[Dataset items]
╭──
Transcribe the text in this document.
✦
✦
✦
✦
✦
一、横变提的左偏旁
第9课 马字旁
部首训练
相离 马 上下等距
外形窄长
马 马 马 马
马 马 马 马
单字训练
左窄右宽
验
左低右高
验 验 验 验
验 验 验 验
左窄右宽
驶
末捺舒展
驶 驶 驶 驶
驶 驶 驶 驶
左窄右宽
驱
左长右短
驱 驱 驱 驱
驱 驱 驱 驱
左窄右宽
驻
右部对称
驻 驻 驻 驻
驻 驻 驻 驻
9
╰──
[Prompt] Retype the whole listing above exactly.

[Exercise response]
Transcribe the text in this document.
✦
✦
✦
✦
✦
一、横变提的左偏旁
第9课 马字旁
部首训练
相离 马 上下等距
外形窄长
马 马 马 马
马 马 马 马
单字训练
左窄右宽
验
左低右高
验 验 验 验
验 验 验 验
左窄右宽
驶
末捺舒展
驶 驶 驶 驶
驶 驶 驶 驶
左窄右宽
驱
左长右短
驱 驱 驱 驱
驱 驱 驱 驱
左窄右宽
驻
右部对称
驻 驻 驻 驻
驻 驻 驻 驻
9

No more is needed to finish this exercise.